> _The problem_
Reproduce every line of the data below verbatim.

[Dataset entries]

◇ ◇ ◇ ◇

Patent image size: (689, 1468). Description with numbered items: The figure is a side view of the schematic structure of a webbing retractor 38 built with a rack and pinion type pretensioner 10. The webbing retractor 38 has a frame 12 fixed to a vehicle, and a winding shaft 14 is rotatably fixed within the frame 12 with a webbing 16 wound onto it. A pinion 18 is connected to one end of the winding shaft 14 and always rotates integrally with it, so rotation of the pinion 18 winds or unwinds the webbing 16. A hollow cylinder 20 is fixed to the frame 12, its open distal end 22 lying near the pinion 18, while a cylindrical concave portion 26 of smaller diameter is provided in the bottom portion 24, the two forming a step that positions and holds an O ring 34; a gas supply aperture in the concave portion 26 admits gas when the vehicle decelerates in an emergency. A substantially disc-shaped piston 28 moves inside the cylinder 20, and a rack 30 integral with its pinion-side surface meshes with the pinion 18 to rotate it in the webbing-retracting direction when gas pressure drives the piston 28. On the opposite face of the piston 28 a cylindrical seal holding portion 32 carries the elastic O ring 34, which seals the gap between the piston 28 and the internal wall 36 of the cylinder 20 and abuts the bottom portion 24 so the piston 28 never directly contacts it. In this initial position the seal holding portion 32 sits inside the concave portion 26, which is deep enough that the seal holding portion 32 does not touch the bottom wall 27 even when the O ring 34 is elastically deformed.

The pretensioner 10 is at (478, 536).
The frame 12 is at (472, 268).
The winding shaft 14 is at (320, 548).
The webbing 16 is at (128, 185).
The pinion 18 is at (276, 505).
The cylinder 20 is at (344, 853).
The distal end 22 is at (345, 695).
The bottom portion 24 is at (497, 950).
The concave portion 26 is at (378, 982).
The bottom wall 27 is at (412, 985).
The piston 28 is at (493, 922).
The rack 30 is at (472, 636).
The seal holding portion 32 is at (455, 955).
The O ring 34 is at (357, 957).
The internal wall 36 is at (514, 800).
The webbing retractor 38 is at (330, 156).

◇ ◇ ◇ ◇

> _Reply to the exercise_
Patent image size: (689, 1468). Description with numbered items: The figure is a side view of the schematic structure of a webbing retractor 38 built with a rack and pinion type pretensioner 10. The webbing retractor 38 has a frame 12 fixed to a vehicle, and a winding shaft 14 is rotatably fixed within the frame 12 with a webbing 16 wound onto it. A pinion 18 is connected to one end of the winding shaft 14 and always rotates integrally with it, so rotation of the pinion 18 winds or unwinds the webbing 16. A hollow cylinder 20 is fixed to the frame 12, its open distal end 22 lying near the pinion 18, while a cylindrical concave portion 26 of smaller diameter is provided in the bottom portion 24, the two forming a step that positions and holds an O ring 34; a gas supply aperture in the concave portion 26 admits gas when the vehicle decelerates in an emergency. A substantially disc-shaped piston 28 moves inside the cylinder 20, and a rack 30 integral with its pinion-side surface meshes with the pinion 18 to rotate it in the webbing-retracting direction when gas pressure drives the piston 28. On the opposite face of the piston 28 a cylindrical seal holding portion 32 carries the elastic O ring 34, which seals the gap between the piston 28 and the internal wall 36 of the cylinder 20 and abuts the bottom portion 24 so the piston 28 never directly contacts it. In this initial position the seal holding portion 32 sits inside the concave portion 26, which is deep enough that the seal holding portion 32 does not touch the bottom wall 27 even when the O ring 34 is elastically deformed.

The pretensioner 10 is at (478, 536).
The frame 12 is at (472, 268).
The winding shaft 14 is at (320, 548).
The webbing 16 is at (128, 185).
The pinion 18 is at (276, 505).
The cylinder 20 is at (344, 853).
The distal end 22 is at (345, 695).
The bottom portion 24 is at (497, 950).
The concave portion 26 is at (378, 982).
The bottom wall 27 is at (412, 985).
The piston 28 is at (493, 922).
The rack 30 is at (472, 636).
The seal holding portion 32 is at (455, 955).
The O ring 34 is at (357, 957).
The internal wall 36 is at (514, 800).
The webbing retractor 38 is at (330, 156).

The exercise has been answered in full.